_Work to complete_
Write out each line exactly as given. Leave the pictures out of your copy.

_Given information_

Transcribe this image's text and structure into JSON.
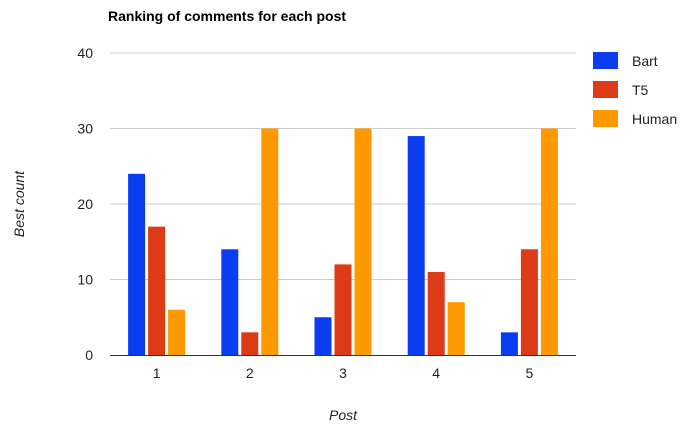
{
  "chart_data": {
    "type": "bar",
    "title": "Ranking of comments for each post",
    "xlabel": "Post",
    "ylabel": "Best count",
    "categories": [
      "1",
      "2",
      "3",
      "4",
      "5"
    ],
    "series": [
      {
        "name": "Bart",
        "color": "#0a3cf0",
        "values": [
          24,
          14,
          5,
          29,
          3
        ]
      },
      {
        "name": "T5",
        "color": "#dd3b17",
        "values": [
          17,
          3,
          12,
          11,
          14
        ]
      },
      {
        "name": "Human",
        "color": "#ff9900",
        "values": [
          6,
          30,
          30,
          7,
          30
        ]
      }
    ],
    "ylim": [
      0,
      40
    ],
    "yticks": [
      "0",
      "10",
      "20",
      "30",
      "40"
    ],
    "grid": true,
    "legend": "right"
  }
}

_Response_
Transcribe this image's text and structure into JSON.
{
  "chart_data": {
    "type": "bar",
    "title": "Ranking of comments for each post",
    "xlabel": "Post",
    "ylabel": "Best count",
    "categories": [
      "1",
      "2",
      "3",
      "4",
      "5"
    ],
    "series": [
      {
        "name": "Bart",
        "color": "#0a3cf0",
        "values": [
          24,
          14,
          5,
          29,
          3
        ]
      },
      {
        "name": "T5",
        "color": "#dd3b17",
        "values": [
          17,
          3,
          12,
          11,
          14
        ]
      },
      {
        "name": "Human",
        "color": "#ff9900",
        "values": [
          6,
          30,
          30,
          7,
          30
        ]
      }
    ],
    "ylim": [
      0,
      40
    ],
    "yticks": [
      "0",
      "10",
      "20",
      "30",
      "40"
    ],
    "grid": true,
    "legend": "right"
  }
}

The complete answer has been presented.